## Given instruction
Copy every line of the records below where the word "нужд" occurs.
▽
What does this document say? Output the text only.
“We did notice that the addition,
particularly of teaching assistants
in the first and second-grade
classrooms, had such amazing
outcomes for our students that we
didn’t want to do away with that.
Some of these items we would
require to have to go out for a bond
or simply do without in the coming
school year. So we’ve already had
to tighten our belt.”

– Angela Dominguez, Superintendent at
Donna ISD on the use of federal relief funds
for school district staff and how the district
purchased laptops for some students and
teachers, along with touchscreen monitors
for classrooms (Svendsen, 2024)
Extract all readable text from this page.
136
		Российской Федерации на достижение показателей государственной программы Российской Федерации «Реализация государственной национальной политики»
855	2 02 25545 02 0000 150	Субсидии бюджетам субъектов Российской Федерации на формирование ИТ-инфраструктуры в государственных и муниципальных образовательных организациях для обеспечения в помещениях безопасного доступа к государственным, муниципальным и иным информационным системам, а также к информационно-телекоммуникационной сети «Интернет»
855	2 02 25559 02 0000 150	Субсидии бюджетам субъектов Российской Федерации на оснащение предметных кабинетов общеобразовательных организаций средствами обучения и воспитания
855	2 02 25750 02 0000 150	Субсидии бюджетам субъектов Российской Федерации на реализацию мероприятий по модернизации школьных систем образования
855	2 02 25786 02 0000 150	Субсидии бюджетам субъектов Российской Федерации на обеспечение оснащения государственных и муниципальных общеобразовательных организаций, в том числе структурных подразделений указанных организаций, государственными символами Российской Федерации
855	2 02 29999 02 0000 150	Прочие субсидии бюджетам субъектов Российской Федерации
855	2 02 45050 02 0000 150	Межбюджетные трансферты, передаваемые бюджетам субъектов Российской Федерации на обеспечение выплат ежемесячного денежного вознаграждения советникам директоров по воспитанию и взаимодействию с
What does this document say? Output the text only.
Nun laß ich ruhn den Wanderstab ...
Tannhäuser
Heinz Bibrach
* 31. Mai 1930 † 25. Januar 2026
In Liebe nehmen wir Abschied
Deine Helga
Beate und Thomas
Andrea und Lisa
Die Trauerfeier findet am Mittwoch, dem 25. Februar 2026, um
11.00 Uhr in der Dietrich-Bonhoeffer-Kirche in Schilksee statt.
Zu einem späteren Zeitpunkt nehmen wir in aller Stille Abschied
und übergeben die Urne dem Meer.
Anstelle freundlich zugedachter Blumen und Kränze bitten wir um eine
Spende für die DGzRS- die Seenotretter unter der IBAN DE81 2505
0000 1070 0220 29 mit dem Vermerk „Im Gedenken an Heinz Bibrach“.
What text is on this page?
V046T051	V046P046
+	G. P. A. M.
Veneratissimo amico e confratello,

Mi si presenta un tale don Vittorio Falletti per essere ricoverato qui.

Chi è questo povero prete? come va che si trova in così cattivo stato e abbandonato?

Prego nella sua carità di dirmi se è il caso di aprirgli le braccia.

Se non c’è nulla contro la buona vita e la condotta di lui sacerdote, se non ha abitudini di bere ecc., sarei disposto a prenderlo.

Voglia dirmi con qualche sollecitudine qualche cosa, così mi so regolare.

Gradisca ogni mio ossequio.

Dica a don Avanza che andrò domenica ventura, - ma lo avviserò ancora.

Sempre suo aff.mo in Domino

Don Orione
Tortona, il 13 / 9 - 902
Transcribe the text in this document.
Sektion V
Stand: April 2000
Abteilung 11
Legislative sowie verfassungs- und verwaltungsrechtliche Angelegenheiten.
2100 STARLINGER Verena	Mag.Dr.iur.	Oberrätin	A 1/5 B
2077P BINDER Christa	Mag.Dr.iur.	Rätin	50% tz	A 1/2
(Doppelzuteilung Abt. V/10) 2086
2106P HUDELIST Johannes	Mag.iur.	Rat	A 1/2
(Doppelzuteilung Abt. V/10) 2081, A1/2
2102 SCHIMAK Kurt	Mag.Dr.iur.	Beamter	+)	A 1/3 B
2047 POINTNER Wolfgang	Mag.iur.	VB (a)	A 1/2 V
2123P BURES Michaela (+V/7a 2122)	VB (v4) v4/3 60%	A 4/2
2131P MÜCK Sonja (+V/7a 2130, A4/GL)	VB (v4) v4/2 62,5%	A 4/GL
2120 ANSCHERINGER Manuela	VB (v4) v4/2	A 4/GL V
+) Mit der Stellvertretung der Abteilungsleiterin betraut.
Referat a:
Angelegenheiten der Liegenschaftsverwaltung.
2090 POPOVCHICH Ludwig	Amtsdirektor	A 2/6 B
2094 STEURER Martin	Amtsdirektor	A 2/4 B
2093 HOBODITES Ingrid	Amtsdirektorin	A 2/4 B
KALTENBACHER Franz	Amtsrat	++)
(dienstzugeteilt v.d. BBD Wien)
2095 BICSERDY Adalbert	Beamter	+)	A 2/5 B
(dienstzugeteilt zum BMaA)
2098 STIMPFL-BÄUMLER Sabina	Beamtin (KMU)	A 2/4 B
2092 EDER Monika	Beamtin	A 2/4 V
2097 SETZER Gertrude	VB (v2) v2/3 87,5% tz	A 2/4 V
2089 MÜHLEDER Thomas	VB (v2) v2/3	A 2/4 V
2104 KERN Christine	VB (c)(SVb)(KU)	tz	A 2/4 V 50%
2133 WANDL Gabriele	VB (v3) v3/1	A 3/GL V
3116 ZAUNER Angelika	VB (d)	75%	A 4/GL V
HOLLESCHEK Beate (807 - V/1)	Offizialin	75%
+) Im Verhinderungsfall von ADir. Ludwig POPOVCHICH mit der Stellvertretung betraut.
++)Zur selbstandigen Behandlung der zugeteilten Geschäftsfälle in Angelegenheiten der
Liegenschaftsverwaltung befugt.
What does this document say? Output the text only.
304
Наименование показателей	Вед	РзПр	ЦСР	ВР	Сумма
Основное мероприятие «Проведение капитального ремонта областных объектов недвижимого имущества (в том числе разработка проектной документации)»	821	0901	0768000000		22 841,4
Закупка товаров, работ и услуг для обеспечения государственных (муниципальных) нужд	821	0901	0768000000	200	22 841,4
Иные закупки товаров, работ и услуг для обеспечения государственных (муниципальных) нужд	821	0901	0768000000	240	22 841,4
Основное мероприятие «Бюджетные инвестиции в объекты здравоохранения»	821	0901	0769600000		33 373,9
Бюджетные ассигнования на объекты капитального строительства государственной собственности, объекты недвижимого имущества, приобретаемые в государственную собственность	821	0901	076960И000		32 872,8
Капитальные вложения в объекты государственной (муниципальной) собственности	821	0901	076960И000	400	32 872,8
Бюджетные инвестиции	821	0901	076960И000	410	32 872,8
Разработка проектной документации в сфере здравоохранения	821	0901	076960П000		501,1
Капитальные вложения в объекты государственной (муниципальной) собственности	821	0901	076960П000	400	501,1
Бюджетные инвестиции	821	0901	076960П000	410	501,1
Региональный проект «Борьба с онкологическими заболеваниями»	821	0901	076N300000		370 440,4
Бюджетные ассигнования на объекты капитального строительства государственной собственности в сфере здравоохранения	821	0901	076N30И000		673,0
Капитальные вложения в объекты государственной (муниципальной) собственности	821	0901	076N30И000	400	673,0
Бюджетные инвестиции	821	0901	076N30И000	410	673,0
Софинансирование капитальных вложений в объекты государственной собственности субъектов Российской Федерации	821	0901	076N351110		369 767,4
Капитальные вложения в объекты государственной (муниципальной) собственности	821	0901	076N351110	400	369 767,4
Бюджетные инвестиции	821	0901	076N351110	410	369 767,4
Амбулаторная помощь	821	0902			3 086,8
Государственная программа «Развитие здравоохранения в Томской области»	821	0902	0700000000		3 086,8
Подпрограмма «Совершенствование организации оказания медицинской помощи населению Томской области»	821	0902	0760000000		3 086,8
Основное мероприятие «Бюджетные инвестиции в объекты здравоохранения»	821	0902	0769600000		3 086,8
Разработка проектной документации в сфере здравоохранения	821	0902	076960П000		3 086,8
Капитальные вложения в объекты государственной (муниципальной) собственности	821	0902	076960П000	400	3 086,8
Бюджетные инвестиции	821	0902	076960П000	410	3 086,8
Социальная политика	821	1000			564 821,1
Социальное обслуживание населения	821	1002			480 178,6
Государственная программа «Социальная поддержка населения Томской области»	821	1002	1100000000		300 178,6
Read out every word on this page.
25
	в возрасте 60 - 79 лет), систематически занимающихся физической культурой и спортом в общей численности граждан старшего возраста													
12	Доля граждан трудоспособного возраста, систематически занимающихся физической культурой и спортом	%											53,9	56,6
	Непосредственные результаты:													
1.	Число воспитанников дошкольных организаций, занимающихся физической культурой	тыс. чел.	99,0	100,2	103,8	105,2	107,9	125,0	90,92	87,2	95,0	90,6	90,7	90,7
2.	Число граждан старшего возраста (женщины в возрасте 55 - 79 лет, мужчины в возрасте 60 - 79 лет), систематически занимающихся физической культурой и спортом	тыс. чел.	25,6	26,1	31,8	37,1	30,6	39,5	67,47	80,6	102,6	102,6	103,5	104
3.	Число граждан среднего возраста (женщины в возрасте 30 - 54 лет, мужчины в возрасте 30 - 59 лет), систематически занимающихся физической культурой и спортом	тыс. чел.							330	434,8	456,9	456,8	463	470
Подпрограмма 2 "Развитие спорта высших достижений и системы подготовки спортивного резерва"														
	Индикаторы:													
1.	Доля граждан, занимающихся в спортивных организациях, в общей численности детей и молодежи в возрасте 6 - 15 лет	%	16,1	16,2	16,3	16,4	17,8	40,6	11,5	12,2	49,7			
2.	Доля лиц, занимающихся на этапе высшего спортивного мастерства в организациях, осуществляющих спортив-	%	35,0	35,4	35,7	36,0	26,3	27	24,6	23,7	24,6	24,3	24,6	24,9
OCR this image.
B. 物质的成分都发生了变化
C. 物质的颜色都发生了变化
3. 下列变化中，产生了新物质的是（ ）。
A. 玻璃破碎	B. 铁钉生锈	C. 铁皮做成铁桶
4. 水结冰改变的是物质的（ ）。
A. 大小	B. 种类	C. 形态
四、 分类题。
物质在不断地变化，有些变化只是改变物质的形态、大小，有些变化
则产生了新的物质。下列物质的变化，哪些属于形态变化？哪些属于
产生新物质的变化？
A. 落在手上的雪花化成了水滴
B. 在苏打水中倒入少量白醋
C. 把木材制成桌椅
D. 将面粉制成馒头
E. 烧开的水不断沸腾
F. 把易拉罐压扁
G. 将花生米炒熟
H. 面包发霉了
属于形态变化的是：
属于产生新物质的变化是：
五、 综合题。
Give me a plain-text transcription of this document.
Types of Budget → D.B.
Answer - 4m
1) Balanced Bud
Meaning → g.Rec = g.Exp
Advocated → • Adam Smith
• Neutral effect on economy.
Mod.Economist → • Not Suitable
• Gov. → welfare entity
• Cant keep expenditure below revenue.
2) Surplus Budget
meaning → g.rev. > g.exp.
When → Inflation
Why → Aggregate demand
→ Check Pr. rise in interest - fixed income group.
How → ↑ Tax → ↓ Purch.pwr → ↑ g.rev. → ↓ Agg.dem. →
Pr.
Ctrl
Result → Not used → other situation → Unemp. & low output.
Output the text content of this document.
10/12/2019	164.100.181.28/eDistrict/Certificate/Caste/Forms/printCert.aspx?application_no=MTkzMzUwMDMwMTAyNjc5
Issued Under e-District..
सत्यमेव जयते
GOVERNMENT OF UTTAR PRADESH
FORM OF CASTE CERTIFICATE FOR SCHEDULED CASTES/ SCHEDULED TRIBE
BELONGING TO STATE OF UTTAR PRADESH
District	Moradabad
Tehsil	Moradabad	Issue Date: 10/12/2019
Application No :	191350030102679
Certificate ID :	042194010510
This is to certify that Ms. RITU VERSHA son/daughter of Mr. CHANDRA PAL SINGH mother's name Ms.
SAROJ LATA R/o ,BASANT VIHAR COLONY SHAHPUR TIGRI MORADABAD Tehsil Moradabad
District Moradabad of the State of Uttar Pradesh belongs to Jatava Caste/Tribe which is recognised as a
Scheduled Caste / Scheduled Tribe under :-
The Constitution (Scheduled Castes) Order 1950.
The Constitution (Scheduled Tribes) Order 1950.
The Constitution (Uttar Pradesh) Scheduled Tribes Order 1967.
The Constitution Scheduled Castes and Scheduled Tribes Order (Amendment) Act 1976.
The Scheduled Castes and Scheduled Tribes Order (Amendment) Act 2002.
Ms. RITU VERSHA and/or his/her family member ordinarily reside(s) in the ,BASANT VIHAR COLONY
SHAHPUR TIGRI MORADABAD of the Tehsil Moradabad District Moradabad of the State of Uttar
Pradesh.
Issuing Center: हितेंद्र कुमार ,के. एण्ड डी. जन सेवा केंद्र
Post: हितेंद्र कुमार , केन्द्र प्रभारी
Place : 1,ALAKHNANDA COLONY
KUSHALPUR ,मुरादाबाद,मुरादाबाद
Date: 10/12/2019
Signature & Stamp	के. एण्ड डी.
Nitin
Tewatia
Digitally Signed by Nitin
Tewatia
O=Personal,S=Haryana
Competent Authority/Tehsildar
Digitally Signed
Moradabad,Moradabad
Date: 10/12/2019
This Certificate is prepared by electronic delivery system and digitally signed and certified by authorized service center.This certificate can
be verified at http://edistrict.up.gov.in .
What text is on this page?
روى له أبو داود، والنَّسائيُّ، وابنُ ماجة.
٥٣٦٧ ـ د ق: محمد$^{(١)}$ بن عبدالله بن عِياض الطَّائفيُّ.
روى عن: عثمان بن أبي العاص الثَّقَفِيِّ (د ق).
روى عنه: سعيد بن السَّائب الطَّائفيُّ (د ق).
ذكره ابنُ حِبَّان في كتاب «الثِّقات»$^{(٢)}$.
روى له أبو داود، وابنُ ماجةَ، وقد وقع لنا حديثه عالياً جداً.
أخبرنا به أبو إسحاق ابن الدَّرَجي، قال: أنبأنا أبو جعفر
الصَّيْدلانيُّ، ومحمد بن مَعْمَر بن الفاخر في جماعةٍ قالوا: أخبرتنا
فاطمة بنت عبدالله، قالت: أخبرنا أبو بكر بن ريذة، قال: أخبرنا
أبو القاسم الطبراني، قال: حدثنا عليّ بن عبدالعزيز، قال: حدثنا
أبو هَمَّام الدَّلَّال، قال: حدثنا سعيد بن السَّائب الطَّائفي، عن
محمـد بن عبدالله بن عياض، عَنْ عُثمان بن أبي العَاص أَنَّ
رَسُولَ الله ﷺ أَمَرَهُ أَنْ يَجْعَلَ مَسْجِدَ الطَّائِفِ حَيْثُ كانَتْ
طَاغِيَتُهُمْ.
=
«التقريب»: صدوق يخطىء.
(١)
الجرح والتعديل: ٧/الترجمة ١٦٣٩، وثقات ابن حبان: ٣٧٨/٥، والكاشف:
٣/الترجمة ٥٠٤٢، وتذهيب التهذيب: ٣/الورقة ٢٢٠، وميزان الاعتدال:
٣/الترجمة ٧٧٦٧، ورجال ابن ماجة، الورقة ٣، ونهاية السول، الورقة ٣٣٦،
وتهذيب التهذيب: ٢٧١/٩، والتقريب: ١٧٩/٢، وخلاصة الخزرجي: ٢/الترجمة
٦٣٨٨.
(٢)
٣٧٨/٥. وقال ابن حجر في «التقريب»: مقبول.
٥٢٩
△
## Final answer
Закупка товаров, работ и услуг для обеспечения государственных (муниципальных) нужд	821	0901	0768000000	200	22 841,4
Иные закупки товаров, работ и услуг для обеспечения государственных (муниципальных) нужд	821	0901	0768000000	240	22 841,4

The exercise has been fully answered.